__Set exercise__:
Reproduce the entries exactly.

[Figure collection entries]
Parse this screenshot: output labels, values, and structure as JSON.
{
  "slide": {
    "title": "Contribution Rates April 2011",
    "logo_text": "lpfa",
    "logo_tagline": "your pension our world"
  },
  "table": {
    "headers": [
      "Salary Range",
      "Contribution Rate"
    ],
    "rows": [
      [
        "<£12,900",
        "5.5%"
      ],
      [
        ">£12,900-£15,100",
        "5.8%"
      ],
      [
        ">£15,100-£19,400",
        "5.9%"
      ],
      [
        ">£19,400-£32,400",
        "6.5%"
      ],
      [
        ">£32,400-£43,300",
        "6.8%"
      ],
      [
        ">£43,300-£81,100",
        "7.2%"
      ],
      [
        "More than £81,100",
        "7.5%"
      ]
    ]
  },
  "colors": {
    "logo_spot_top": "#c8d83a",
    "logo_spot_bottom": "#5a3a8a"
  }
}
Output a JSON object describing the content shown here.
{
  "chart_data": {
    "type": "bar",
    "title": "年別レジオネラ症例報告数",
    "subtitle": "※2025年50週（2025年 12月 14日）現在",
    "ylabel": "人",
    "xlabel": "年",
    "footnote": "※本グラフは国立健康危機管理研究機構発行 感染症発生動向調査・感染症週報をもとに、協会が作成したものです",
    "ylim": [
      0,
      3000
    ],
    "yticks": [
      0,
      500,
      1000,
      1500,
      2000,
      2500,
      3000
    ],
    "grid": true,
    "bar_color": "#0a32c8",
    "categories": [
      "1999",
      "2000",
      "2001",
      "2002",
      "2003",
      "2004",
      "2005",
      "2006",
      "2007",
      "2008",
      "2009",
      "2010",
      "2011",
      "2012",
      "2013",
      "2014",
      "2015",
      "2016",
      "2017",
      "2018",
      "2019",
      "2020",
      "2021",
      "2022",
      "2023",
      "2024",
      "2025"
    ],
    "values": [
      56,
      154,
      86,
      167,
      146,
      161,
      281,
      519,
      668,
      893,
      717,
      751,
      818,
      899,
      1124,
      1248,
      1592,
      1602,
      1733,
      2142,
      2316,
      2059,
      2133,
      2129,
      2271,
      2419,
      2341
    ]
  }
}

__Complete response__:
Parse this screenshot: output labels, values, and structure as JSON.
{
  "slide": {
    "title": "Contribution Rates April 2011",
    "logo_text": "lpfa",
    "logo_tagline": "your pension our world"
  },
  "table": {
    "headers": [
      "Salary Range",
      "Contribution Rate"
    ],
    "rows": [
      [
        "<£12,900",
        "5.5%"
      ],
      [
        ">£12,900-£15,100",
        "5.8%"
      ],
      [
        ">£15,100-£19,400",
        "5.9%"
      ],
      [
        ">£19,400-£32,400",
        "6.5%"
      ],
      [
        ">£32,400-£43,300",
        "6.8%"
      ],
      [
        ">£43,300-£81,100",
        "7.2%"
      ],
      [
        "More than £81,100",
        "7.5%"
      ]
    ]
  },
  "colors": {
    "logo_spot_top": "#c8d83a",
    "logo_spot_bottom": "#5a3a8a"
  }
}
Output a JSON object describing the content shown here.
{
  "chart_data": {
    "type": "bar",
    "title": "年別レジオネラ症例報告数",
    "subtitle": "※2025年50週（2025年 12月 14日）現在",
    "ylabel": "人",
    "xlabel": "年",
    "footnote": "※本グラフは国立健康危機管理研究機構発行 感染症発生動向調査・感染症週報をもとに、協会が作成したものです",
    "ylim": [
      0,
      3000
    ],
    "yticks": [
      0,
      500,
      1000,
      1500,
      2000,
      2500,
      3000
    ],
    "grid": true,
    "bar_color": "#0a32c8",
    "categories": [
      "1999",
      "2000",
      "2001",
      "2002",
      "2003",
      "2004",
      "2005",
      "2006",
      "2007",
      "2008",
      "2009",
      "2010",
      "2011",
      "2012",
      "2013",
      "2014",
      "2015",
      "2016",
      "2017",
      "2018",
      "2019",
      "2020",
      "2021",
      "2022",
      "2023",
      "2024",
      "2025"
    ],
    "values": [
      56,
      154,
      86,
      167,
      146,
      161,
      281,
      519,
      668,
      893,
      717,
      751,
      818,
      899,
      1124,
      1248,
      1592,
      1602,
      1733,
      2142,
      2316,
      2059,
      2133,
      2129,
      2271,
      2419,
      2341
    ]
  }
}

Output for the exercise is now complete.